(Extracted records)

↓↓↓

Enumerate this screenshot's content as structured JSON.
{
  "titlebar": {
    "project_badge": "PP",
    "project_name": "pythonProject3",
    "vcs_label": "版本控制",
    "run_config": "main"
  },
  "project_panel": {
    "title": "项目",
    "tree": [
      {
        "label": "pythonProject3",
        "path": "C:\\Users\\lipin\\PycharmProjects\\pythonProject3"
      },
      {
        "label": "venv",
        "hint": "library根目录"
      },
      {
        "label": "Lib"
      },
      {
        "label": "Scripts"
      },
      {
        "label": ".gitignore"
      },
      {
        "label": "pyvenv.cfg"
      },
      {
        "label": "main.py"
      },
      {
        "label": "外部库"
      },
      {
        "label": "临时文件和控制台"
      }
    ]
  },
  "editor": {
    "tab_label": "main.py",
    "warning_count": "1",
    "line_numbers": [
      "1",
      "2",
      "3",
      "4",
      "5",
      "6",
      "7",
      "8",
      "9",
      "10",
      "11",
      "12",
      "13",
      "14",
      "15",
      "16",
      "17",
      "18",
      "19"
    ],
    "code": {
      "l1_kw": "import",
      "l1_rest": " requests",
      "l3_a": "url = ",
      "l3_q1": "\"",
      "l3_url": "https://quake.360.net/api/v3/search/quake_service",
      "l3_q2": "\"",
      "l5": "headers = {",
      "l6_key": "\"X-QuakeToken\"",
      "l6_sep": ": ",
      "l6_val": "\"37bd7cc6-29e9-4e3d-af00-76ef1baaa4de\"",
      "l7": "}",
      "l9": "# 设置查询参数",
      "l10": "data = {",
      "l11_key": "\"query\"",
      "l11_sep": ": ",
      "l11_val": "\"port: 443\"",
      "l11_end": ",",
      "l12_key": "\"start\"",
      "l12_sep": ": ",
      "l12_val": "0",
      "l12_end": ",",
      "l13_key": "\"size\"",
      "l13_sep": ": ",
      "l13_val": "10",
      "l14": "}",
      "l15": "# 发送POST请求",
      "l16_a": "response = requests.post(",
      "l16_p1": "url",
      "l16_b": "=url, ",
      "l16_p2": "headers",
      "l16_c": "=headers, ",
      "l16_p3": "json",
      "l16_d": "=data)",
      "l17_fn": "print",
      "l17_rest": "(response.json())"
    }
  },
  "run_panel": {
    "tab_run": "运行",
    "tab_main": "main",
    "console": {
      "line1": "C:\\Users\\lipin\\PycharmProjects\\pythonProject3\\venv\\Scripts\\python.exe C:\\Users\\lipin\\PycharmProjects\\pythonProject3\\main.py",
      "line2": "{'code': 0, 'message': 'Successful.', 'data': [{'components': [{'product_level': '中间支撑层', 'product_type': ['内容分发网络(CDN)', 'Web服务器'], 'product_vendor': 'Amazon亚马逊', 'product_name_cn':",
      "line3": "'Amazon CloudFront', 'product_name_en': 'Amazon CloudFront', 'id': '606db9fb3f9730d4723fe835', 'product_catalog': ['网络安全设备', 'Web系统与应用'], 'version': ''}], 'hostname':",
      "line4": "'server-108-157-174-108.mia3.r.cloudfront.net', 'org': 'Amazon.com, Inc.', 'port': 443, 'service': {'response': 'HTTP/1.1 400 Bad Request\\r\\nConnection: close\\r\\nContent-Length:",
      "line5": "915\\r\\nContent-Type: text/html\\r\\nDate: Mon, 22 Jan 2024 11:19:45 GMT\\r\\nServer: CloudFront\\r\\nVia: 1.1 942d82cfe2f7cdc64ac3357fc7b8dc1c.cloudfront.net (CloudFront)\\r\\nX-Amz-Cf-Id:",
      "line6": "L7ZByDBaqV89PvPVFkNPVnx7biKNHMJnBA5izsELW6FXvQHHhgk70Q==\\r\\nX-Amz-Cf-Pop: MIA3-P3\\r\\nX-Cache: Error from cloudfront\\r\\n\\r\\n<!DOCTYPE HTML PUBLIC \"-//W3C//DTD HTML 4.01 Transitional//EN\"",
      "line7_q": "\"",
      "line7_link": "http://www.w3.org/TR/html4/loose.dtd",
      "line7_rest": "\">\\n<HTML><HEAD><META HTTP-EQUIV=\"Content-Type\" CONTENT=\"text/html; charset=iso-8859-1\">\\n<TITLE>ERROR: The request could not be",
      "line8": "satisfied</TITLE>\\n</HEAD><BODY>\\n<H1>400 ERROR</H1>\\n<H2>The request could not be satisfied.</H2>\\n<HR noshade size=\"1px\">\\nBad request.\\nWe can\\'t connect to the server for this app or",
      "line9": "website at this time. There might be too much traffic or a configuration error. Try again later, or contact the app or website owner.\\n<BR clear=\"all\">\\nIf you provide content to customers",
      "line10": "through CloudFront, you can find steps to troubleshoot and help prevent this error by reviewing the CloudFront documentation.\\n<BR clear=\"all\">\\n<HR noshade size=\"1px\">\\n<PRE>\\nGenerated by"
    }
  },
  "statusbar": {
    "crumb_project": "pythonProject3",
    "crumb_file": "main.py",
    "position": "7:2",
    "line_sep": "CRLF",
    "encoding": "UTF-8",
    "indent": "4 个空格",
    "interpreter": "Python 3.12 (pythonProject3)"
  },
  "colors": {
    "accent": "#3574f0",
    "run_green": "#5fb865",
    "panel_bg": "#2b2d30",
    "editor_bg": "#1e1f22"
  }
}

↑↑↑

*What is being asked*: List all lines from the entries that include the word "could".

*Answer to the task*:
      "line7_rest": "\">\\n<HTML><HEAD><META HTTP-EQUIV=\"Content-Type\" CONTENT=\"text/html; charset=iso-8859-1\">\\n<TITLE>ERROR: The request could not be",
      "line8": "satisfied</TITLE>\\n</HEAD><BODY>\\n<H1>400 ERROR</H1>\\n<H2>The request could not be satisfied.</H2>\\n<HR noshade size=\"1px\">\\nBad request.\\nWe can\\'t connect to the server for this app or",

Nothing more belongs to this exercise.